WORK REQUIRED
Where a line holds the string "反而还奖励了她", return that line.

RECORDS FOR PROCESSING
■ ■ ■ ■ ■
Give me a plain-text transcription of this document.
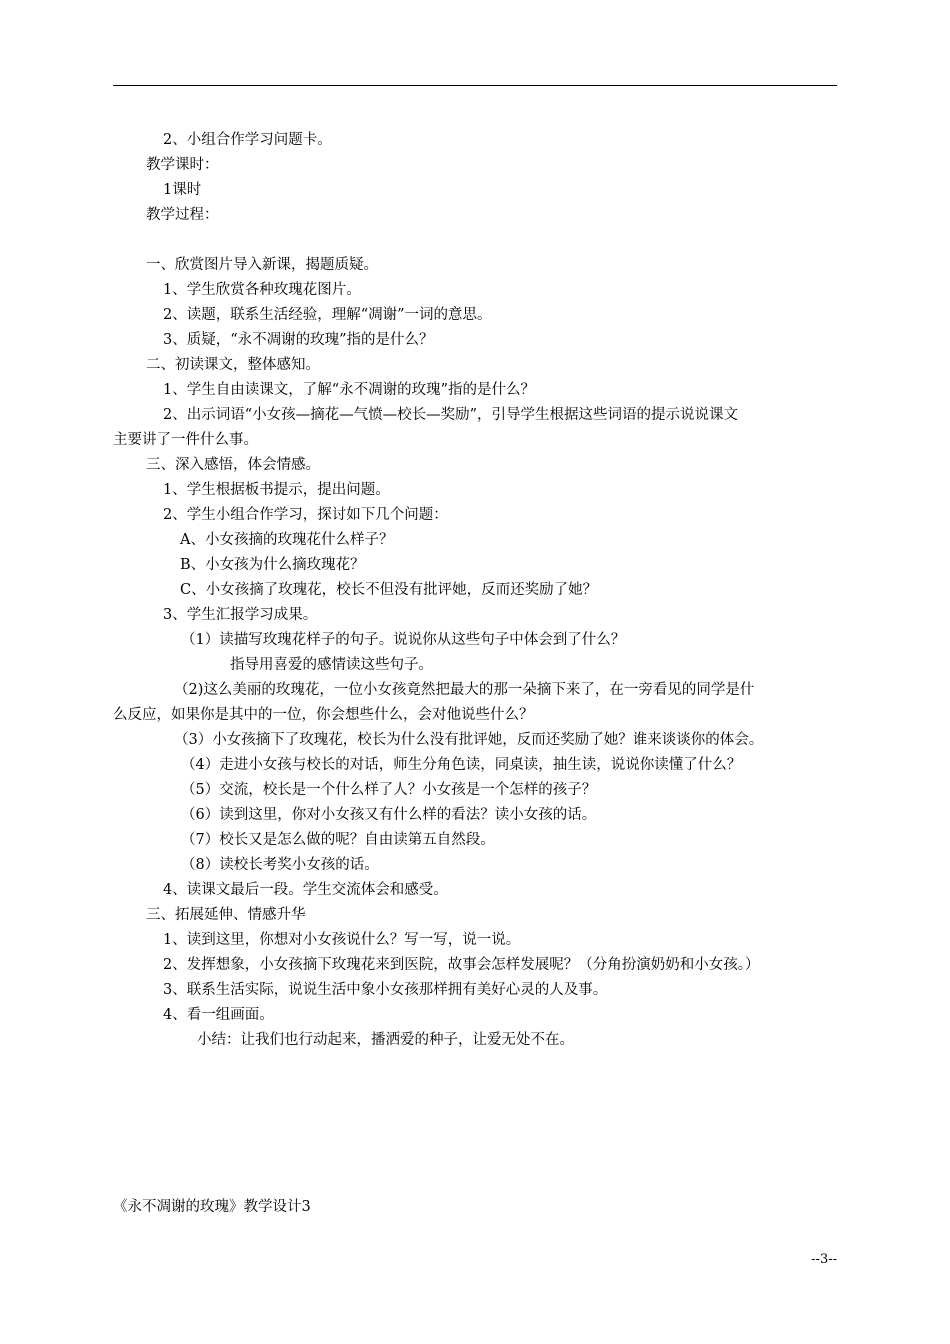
2、小组合作学习问题卡。
教学课时：
1课时
教学过程：
一、欣赏图片导入新课，揭题质疑。
1、学生欣赏各种玫瑰花图片。
2、读题，联系生活经验，理解“凋谢”一词的意思。
3、质疑，“永不凋谢的玫瑰”指的是什么？
二、初读课文，整体感知。
1、学生自由读课文，了解“永不凋谢的玫瑰”指的是什么？
2、出示词语“小女孩—摘花—气愤—校长—奖励”，引导学生根据这些词语的提示说说课文
主要讲了一件什么事。
三、深入感悟，体会情感。
1、学生根据板书提示，提出问题。
2、学生小组合作学习，探讨如下几个问题：
A、小女孩摘的玫瑰花什么样子？
B、小女孩为什么摘玫瑰花？
C、小女孩摘了玫瑰花，校长不但没有批评她，反而还奖励了她？
3、学生汇报学习成果。
（1）读描写玫瑰花样子的句子。说说你从这些句子中体会到了什么？
指导用喜爱的感情读这些句子。
（2)这么美丽的玫瑰花，一位小女孩竟然把最大的那一朵摘下来了，在一旁看见的同学是什
么反应，如果你是其中的一位，你会想些什么，会对他说些什么？
（3）小女孩摘下了玫瑰花，校长为什么没有批评她，反而还奖励了她？谁来谈谈你的体会。
（4）走进小女孩与校长的对话，师生分角色读，同桌读，抽生读，说说你读懂了什么？
（5）交流，校长是一个什么样了人？小女孩是一个怎样的孩子？
（6）读到这里，你对小女孩又有什么样的看法？读小女孩的话。
（7）校长又是怎么做的呢？自由读第五自然段。
（8）读校长考奖小女孩的话。
4、读课文最后一段。学生交流体会和感受。
三、拓展延伸、情感升华
1、读到这里，你想对小女孩说什么？写一写，说一说。
2、发挥想象，小女孩摘下玫瑰花来到医院，故事会怎样发展呢？（分角扮演奶奶和小女孩。）
3、联系生活实际，说说生活中象小女孩那样拥有美好心灵的人及事。
4、看一组画面。
小结：让我们也行动起来，播洒爱的种子，让爱无处不在。
《永不凋谢的玫瑰》教学设计3
--3--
■ ■ ■ ■ ■
FINISHED ANSWER
C、小女孩摘了玫瑰花，校长不但没有批评她，反而还奖励了她？
（3）小女孩摘下了玫瑰花，校长为什么没有批评她，反而还奖励了她？谁来谈谈你的体会。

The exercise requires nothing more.